(Data records)
⁂

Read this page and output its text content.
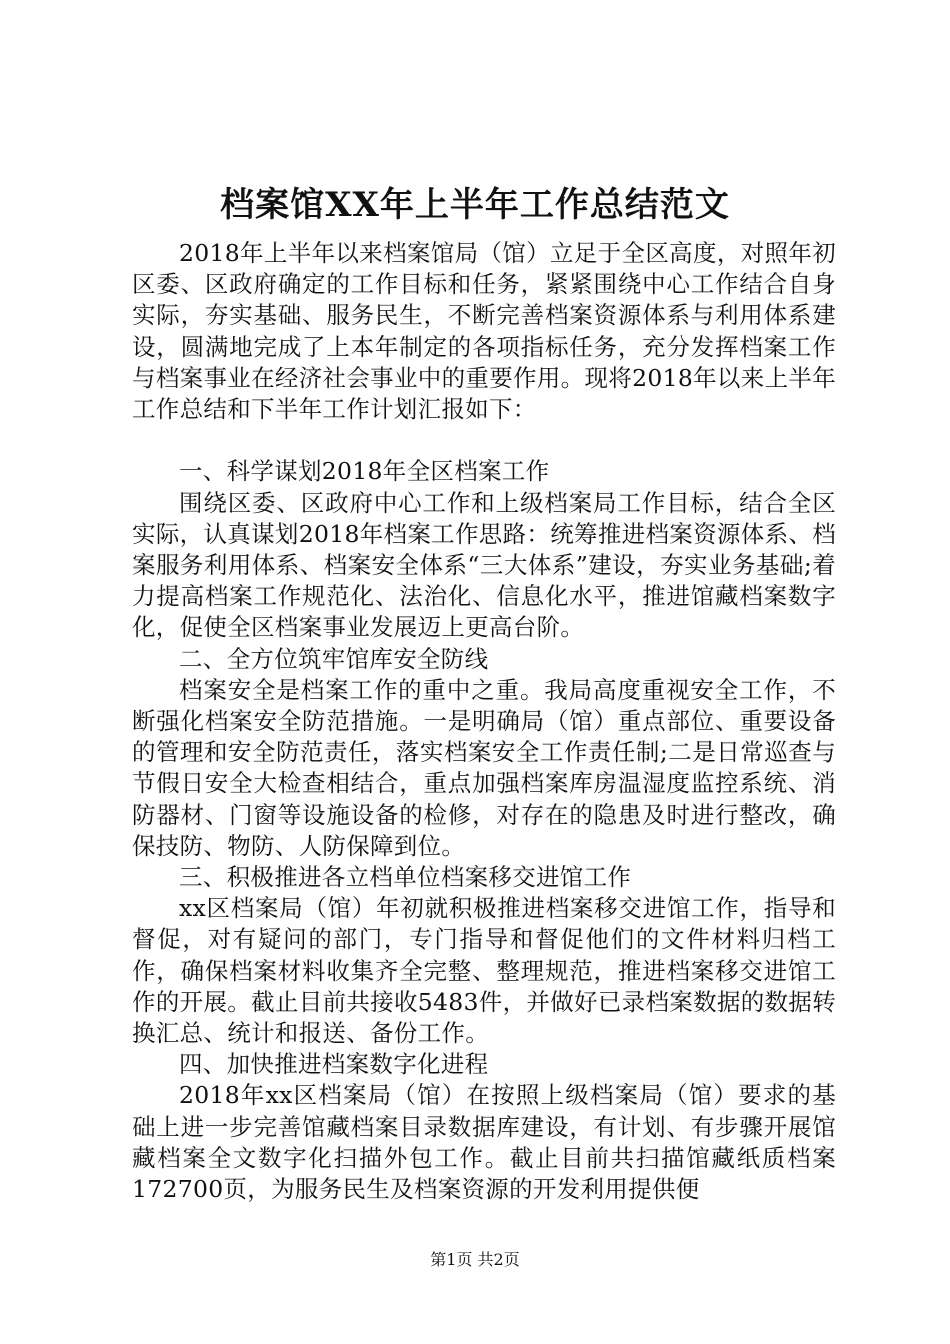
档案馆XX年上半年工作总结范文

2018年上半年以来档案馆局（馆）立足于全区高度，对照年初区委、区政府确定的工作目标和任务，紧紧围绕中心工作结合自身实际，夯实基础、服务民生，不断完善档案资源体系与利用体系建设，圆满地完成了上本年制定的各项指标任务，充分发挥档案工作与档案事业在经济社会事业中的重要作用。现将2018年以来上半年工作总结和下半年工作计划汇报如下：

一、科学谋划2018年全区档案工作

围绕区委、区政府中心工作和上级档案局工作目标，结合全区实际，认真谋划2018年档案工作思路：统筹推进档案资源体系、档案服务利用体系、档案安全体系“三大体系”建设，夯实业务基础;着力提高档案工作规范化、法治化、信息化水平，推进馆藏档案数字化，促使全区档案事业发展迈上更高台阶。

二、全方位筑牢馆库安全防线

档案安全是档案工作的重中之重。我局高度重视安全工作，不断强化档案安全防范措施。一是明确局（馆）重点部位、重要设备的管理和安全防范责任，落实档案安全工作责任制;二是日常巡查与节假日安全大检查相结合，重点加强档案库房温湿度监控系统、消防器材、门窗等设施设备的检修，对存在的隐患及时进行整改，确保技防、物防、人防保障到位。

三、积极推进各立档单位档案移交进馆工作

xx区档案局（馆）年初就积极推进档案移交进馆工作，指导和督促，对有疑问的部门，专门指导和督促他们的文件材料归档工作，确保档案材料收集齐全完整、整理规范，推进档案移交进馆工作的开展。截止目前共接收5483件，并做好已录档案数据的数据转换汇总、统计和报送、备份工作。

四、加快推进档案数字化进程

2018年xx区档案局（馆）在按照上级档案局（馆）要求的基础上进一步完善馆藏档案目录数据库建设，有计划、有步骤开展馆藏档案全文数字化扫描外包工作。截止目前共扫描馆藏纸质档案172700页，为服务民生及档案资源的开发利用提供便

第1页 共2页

⁂

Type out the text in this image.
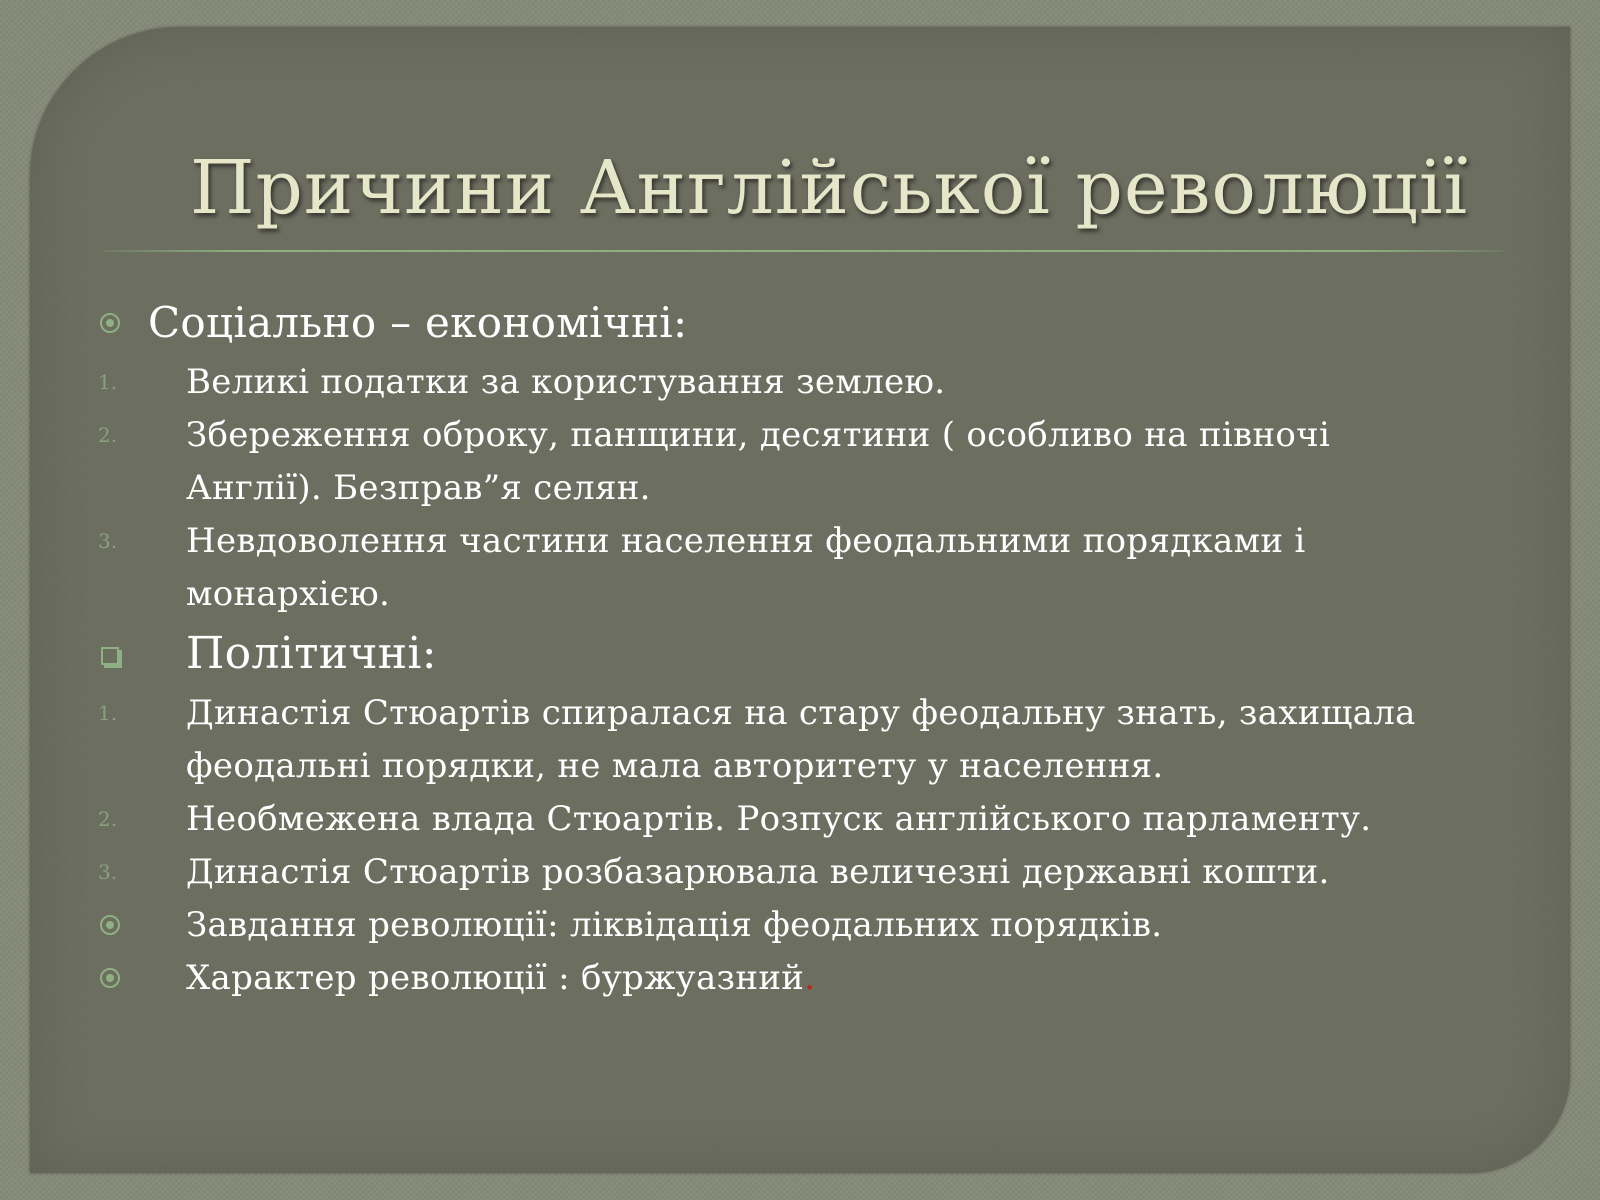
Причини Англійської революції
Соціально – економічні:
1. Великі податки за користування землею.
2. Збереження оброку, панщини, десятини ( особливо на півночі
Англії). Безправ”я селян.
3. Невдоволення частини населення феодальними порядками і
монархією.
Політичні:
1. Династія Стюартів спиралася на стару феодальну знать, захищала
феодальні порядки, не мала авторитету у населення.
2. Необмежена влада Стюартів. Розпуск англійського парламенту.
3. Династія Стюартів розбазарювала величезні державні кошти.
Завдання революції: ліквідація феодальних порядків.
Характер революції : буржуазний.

⁂

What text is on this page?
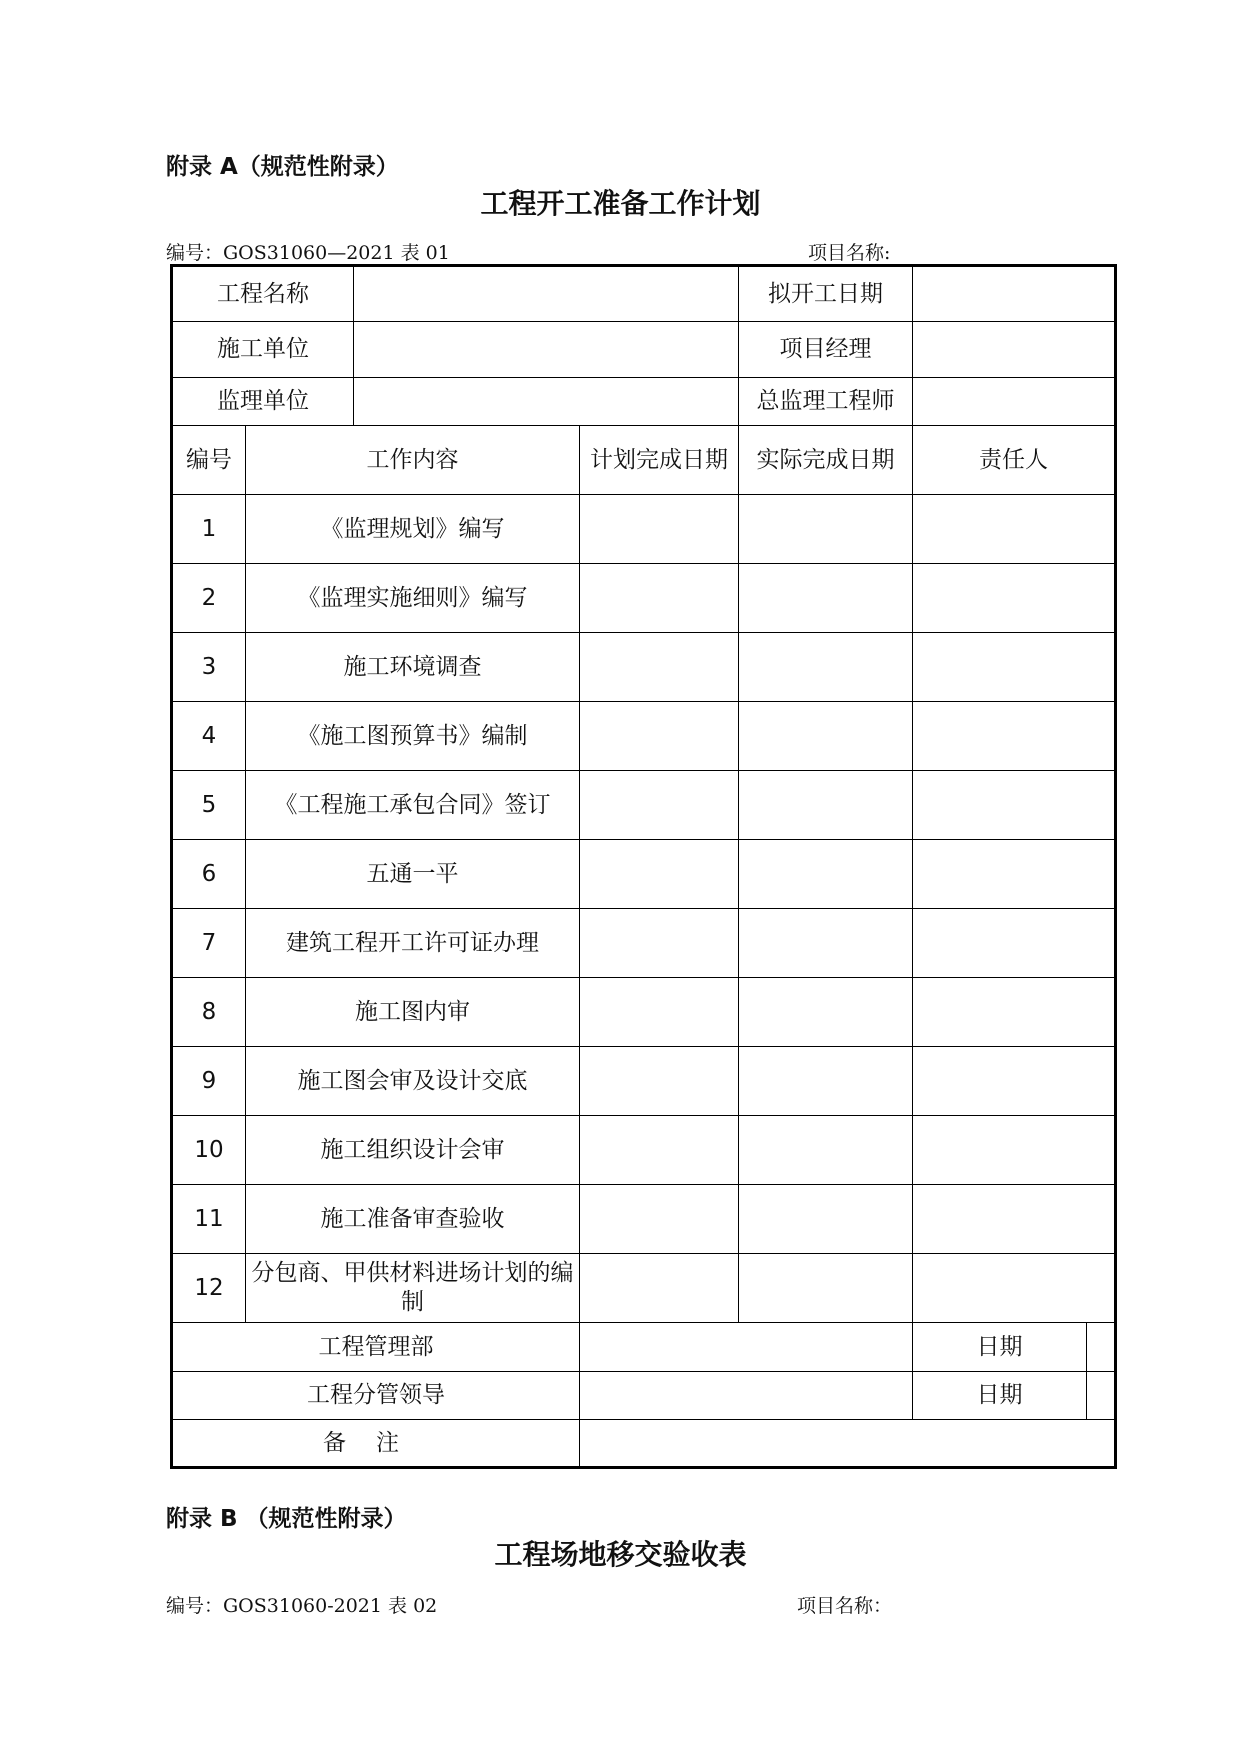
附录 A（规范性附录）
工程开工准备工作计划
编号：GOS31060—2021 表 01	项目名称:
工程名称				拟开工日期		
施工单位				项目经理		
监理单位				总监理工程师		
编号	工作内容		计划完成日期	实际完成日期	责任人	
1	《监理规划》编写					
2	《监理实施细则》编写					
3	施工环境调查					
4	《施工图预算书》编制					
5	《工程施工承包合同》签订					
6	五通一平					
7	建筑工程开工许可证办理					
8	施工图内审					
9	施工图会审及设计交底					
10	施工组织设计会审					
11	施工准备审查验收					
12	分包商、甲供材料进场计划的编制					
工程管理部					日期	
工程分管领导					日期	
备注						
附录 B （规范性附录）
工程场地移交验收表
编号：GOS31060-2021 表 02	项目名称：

⁂

> [Aim of the task]:
Copy each line containing the word "项目名称" from the data.

> [Solution to the problem]:
编号：GOS31060—2021 表 01	项目名称:
编号：GOS31060-2021 表 02	项目名称：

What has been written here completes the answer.